-- YOUR INSTRUCTIONS --
Return every line of the material exactly.

•••••

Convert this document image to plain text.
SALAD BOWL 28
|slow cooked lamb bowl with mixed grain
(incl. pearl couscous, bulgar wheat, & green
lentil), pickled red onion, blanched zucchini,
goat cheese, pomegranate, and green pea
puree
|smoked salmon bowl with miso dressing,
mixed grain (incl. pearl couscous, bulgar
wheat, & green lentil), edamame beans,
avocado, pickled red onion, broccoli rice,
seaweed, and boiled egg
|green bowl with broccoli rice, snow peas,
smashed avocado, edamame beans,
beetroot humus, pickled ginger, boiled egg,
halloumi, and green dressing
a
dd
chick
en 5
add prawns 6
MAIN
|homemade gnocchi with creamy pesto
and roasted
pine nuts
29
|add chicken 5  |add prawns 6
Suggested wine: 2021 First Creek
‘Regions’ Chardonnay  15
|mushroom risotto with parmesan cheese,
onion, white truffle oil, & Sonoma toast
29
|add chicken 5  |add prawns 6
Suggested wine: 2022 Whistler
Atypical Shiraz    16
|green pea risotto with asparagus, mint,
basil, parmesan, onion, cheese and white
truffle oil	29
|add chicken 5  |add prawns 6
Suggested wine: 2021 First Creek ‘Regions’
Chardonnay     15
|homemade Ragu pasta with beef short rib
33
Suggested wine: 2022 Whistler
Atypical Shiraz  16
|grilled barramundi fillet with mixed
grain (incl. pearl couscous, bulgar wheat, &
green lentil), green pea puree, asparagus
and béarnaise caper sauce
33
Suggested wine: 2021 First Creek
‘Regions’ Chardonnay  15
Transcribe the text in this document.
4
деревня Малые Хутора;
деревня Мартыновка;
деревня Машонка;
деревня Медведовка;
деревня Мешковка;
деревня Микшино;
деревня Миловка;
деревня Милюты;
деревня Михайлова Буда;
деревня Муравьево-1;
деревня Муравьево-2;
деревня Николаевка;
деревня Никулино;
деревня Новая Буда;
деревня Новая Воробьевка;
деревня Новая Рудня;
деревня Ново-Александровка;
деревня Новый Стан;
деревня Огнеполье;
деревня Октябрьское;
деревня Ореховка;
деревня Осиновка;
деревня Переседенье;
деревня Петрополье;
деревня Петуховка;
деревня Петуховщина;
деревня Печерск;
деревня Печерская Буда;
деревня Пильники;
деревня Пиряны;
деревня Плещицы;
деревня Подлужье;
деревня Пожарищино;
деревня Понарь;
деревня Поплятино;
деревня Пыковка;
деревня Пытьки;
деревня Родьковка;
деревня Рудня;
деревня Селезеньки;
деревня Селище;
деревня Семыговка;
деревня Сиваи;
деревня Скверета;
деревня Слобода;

•••••

-- WRITTEN SOLUTION --
Convert this document image to plain text.
SALAD BOWL 28
|slow cooked lamb bowl with mixed grain
(incl. pearl couscous, bulgar wheat, & green
lentil), pickled red onion, blanched zucchini,
goat cheese, pomegranate, and green pea
puree
|smoked salmon bowl with miso dressing,
mixed grain (incl. pearl couscous, bulgar
wheat, & green lentil), edamame beans,
avocado, pickled red onion, broccoli rice,
seaweed, and boiled egg
|green bowl with broccoli rice, snow peas,
smashed avocado, edamame beans,
beetroot humus, pickled ginger, boiled egg,
halloumi, and green dressing
a
dd
chick
en 5
add prawns 6
MAIN
|homemade gnocchi with creamy pesto
and roasted
pine nuts
29
|add chicken 5  |add prawns 6
Suggested wine: 2021 First Creek
‘Regions’ Chardonnay  15
|mushroom risotto with parmesan cheese,
onion, white truffle oil, & Sonoma toast
29
|add chicken 5  |add prawns 6
Suggested wine: 2022 Whistler
Atypical Shiraz    16
|green pea risotto with asparagus, mint,
basil, parmesan, onion, cheese and white
truffle oil	29
|add chicken 5  |add prawns 6
Suggested wine: 2021 First Creek ‘Regions’
Chardonnay     15
|homemade Ragu pasta with beef short rib
33
Suggested wine: 2022 Whistler
Atypical Shiraz  16
|grilled barramundi fillet with mixed
grain (incl. pearl couscous, bulgar wheat, &
green lentil), green pea puree, asparagus
and béarnaise caper sauce
33
Suggested wine: 2021 First Creek
‘Regions’ Chardonnay  15
Transcribe the text in this document.
4
деревня Малые Хутора;
деревня Мартыновка;
деревня Машонка;
деревня Медведовка;
деревня Мешковка;
деревня Микшино;
деревня Миловка;
деревня Милюты;
деревня Михайлова Буда;
деревня Муравьево-1;
деревня Муравьево-2;
деревня Николаевка;
деревня Никулино;
деревня Новая Буда;
деревня Новая Воробьевка;
деревня Новая Рудня;
деревня Ново-Александровка;
деревня Новый Стан;
деревня Огнеполье;
деревня Октябрьское;
деревня Ореховка;
деревня Осиновка;
деревня Переседенье;
деревня Петрополье;
деревня Петуховка;
деревня Петуховщина;
деревня Печерск;
деревня Печерская Буда;
деревня Пильники;
деревня Пиряны;
деревня Плещицы;
деревня Подлужье;
деревня Пожарищино;
деревня Понарь;
деревня Поплятино;
деревня Пыковка;
деревня Пытьки;
деревня Родьковка;
деревня Рудня;
деревня Селезеньки;
деревня Селище;
деревня Семыговка;
деревня Сиваи;
деревня Скверета;
деревня Слобода;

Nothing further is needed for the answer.